[start of DOCUMENT EXTRACT]
The wars fought by early Rome consisted of hit-and-run raids and ambushes, tit-for-tat skirmishes and cattle rustling, with perhaps the occasional battle between armies. The latter were little more than warrior bands formed by an aristocrat, his kin and clients, very much like the ‘private army’ of the Fabii with its 306 ‘clansmen and companions’.2 The clan-leader fought for personal glory, his followers out of loyalty to him and the prospect of portable booty. Livy, for instance, constantly refers to Roman plundering, and the predatory behaviour of the Romans is suitably illustrated by the raids and counter-raids conducted against the petty hill-tribes of the Volsci, Aequi, Sabines and Hernici, what he labels the frequent instances of ‘neither assured peace nor open war’.3 However, a major development came with the adoption of the hoplite phalanx, via the Greek colonies of southern Italy, probably some time in the sixth century BC.4
Livy, who was writing at the very end of the first century BC, attributes a major reform of Rome’s socio-political and military organisation to the penultimate king, Servius Tullius (traditionally 579–534 BC). A census of all adult male citizens recorded the value of their property and divided them accordingly into classes. The archaeological record does suggest that the Romans adopted hoplite equipment some time in this century, so the annalistic tradition may be broadly accurate. Thus in Livy the Servian classes I, II and III essentially fought with hoplite arms, except that members of class I armed themselves with the clipeus while classes II and III used the scutum.5 Classes IV and V were armed as skirmishers, the last class perhaps carrying nothing more than a sling.
This system provided the basis of the comitia centuriata, the assembly at which the citizens voted to declare war or accept a peace treaty, elected the consuls, praetors and censors, the senior magistrates of Rome, and tried capital cases. Gathering on the campus Martius (Field of Mars), an open area outside the original boundary – pomoerium – of the city, its structure exemplified the ideal of a citizen militia in battle array, men voting and fighting together in the same units. This assembly operated on a ‘timocratic principle’, that is to say, only those who could afford arms could vote, which meant the comitia centuriata was in effect an assembly of property-owners-cum-citizen-soldiers. However, the Servian army of Livy does not appear in his battle accounts.
[end of DOCUMENT EXTRACT]
### REQUEST
Continue the passage on early Roman warfare from the point where it stops.
[start of PROVIDED RECORDS]
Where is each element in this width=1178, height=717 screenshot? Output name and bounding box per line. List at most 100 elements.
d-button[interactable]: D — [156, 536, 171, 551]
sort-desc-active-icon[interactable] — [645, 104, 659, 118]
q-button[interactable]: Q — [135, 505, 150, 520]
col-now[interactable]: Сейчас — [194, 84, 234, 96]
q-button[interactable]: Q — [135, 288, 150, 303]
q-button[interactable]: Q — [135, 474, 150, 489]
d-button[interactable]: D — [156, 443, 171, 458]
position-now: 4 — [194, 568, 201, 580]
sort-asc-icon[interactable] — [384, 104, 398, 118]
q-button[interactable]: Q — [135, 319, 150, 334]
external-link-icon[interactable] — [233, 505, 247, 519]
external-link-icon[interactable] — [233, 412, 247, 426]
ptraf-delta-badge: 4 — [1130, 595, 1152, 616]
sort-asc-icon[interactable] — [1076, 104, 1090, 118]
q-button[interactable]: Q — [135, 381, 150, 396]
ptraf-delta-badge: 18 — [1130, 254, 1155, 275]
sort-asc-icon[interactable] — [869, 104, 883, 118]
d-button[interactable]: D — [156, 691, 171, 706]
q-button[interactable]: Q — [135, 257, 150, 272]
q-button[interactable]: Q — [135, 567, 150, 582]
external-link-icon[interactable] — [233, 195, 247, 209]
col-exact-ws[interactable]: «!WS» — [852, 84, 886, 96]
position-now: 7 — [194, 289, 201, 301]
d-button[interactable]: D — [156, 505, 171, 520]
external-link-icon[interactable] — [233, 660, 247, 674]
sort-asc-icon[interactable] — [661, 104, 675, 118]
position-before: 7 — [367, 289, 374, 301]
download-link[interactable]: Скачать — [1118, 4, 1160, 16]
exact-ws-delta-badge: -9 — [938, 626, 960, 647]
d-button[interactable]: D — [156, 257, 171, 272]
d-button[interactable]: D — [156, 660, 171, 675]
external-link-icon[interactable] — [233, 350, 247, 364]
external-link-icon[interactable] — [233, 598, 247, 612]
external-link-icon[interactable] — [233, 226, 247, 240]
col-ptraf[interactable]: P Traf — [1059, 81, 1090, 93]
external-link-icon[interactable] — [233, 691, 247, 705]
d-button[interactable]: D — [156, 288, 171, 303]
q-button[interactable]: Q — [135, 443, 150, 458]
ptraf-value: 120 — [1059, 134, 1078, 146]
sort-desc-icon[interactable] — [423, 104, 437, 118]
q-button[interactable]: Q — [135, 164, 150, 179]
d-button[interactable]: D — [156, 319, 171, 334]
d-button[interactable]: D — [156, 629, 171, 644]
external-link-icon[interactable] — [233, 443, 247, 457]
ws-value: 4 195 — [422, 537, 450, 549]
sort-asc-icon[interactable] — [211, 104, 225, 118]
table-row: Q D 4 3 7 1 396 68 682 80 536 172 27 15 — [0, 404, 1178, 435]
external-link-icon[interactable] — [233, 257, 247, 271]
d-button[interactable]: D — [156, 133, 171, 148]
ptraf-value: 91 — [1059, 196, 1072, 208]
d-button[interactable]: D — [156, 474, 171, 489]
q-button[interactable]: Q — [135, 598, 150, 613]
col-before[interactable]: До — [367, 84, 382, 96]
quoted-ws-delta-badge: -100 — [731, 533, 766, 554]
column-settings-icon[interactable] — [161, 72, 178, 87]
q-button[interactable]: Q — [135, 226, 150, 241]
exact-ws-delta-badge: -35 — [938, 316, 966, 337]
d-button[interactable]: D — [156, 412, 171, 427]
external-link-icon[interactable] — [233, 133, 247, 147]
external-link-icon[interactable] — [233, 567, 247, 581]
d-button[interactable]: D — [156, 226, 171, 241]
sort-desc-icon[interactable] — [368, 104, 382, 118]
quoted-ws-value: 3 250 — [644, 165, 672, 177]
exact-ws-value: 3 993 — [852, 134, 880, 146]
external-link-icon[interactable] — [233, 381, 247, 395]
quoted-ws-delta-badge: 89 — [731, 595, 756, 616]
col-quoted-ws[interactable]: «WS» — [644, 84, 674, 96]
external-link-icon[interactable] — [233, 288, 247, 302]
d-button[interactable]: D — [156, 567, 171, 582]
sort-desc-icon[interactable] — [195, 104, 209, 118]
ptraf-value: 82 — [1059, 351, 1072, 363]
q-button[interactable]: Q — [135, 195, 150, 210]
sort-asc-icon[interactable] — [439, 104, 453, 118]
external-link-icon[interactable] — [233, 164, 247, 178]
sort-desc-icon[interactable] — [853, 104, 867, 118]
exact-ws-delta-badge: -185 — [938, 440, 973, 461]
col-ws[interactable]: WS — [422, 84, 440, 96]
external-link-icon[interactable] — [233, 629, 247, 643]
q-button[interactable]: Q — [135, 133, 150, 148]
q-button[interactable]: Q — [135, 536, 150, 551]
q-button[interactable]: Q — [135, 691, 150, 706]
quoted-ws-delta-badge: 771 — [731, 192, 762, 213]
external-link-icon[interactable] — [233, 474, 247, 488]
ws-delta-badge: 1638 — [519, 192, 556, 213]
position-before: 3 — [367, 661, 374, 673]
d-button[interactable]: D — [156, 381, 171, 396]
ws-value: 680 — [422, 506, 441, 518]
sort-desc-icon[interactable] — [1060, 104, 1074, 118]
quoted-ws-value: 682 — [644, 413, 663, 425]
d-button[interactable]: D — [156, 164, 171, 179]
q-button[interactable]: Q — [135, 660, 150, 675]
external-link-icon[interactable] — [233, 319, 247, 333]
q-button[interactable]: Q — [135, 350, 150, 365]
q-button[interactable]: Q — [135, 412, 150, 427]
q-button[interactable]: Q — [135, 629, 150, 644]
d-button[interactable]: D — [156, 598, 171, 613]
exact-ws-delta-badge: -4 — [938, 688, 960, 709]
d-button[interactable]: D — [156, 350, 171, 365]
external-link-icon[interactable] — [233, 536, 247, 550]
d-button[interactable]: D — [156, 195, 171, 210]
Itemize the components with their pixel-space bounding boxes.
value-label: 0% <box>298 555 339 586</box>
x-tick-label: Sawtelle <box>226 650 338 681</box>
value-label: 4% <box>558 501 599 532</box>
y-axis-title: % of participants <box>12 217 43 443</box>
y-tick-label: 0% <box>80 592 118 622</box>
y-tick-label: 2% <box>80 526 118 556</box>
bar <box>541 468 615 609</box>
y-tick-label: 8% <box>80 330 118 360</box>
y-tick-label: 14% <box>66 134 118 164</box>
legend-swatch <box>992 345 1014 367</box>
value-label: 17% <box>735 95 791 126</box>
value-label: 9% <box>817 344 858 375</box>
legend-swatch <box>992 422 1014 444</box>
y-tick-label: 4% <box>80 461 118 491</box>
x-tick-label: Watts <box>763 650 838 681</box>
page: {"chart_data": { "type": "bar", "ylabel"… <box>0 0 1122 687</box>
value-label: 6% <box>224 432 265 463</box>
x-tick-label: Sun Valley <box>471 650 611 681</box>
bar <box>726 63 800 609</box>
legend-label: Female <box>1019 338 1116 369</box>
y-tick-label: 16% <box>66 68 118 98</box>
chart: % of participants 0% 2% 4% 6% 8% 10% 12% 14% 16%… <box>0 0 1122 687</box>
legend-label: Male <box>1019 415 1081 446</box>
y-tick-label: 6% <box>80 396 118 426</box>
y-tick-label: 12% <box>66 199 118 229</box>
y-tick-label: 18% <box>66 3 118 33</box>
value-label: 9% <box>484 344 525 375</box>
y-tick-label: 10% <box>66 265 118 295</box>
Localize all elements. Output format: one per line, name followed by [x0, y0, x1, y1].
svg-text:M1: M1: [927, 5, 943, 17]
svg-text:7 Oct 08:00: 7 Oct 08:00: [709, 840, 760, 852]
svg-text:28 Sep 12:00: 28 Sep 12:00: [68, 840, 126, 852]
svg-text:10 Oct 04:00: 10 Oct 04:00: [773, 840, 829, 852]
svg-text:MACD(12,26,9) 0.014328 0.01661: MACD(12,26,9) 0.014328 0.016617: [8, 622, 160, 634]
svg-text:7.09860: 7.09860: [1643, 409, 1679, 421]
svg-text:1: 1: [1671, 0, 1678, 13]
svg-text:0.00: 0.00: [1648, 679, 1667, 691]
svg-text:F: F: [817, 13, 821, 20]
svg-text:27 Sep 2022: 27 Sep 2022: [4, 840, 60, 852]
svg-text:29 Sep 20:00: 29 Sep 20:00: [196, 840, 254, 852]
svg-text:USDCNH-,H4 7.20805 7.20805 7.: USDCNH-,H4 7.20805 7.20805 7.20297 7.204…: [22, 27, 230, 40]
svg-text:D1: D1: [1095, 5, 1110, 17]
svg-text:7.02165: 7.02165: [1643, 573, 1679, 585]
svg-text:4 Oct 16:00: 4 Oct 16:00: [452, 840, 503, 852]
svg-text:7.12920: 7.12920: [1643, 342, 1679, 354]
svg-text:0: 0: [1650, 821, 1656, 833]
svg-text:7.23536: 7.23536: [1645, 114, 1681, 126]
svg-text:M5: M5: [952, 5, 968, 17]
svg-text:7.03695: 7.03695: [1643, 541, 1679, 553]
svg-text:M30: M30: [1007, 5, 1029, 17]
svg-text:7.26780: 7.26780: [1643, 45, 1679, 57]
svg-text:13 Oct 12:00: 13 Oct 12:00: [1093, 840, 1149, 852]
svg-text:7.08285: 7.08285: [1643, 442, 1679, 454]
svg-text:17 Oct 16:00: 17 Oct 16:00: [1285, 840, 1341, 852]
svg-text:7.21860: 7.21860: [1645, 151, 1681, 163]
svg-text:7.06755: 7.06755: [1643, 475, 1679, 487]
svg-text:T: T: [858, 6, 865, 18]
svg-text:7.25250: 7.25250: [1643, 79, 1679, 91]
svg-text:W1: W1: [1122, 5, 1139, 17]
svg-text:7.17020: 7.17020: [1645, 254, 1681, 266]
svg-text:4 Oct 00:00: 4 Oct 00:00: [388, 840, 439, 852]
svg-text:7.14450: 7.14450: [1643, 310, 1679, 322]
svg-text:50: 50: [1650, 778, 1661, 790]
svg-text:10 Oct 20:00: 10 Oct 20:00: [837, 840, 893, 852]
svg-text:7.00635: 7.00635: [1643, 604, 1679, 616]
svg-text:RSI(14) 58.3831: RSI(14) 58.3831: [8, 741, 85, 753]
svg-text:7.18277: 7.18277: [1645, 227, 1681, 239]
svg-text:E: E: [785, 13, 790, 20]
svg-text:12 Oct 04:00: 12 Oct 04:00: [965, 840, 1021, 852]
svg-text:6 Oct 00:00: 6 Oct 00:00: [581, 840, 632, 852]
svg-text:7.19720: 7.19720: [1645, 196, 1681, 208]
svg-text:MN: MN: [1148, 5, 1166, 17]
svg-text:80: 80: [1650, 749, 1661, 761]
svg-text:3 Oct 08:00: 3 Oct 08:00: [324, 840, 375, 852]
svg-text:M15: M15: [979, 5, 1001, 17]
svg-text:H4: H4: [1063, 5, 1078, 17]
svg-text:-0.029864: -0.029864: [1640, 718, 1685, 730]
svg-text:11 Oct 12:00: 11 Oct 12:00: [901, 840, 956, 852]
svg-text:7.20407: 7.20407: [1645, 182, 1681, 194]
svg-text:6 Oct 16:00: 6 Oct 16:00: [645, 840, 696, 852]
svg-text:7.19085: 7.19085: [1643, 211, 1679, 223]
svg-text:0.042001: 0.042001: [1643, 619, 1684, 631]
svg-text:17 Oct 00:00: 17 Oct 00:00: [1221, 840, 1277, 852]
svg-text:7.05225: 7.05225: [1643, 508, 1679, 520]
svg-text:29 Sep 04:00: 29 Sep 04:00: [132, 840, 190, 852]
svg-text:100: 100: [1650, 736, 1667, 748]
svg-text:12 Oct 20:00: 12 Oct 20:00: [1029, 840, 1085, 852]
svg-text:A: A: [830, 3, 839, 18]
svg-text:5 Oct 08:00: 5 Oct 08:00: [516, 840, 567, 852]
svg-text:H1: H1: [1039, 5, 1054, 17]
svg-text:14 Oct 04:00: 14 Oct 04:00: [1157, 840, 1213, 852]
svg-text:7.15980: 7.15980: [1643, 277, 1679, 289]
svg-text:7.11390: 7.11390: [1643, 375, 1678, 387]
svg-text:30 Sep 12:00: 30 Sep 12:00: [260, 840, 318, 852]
[end of PROVIDED RECORDS]
### OUTPUT BELOW
The Legion

The Romans later adopted the manipular legion, either just before or during Rome’s wars with the Samnite confederation.6 Although tactically more flexible, the early legion retained many of the aspects of the hoplite phalanx from which it developed. Thus the army remained a provisional militia, and the census recorded those citizens with sufficient property to make them eligible to serve.
Originally the term legio – legion – had meant levy, and obviously referred to the entire citizen force raised by Rome in one year. However, as the number of citizens regularly enrolled for military service increased, the legion became the most important subdivision of the army. By the middle Republic the legion consisted of five elements – namely the heavy infantry hastati, principes and triarii, the light infantry velites, and the cavalry equites – each equipped differently and having specific places in the legion’s tactical formation. Its principal strength was the thirty maniples of its heavy infantry, the velites and equites acting in support of these. These tactical units of some 120 men were deployed in three lines of ten maniples each. It was a force designed for large-scale battles, for standing in the open, moving directly forward and smashing its way frontally through any opposition.
The essential philosophy behind the manipular legion was that of winning a straightforward mass engagement with the enemy. A quick decisive clash with the enemy was desired, and in this role the manipular legion performed very well. The inclusion of allied troops within the armies of this period did not change the essential tactical doctrines. Many allied units were organised and equipped as legions and thus acted in a similar fashion, while the additional light-armed troops or cavalry were deployed to help achieve the same aim of breaking the enemy line. Concerning its actual organisation, we have two accounts. First, the Roman historian Livy, writing more than three centuries after the event, describes the legion of the mid-fourth century BC. Second, the Greek historian Polybios, living and writing in Rome at the time, describes the legion of the mid-second century BC.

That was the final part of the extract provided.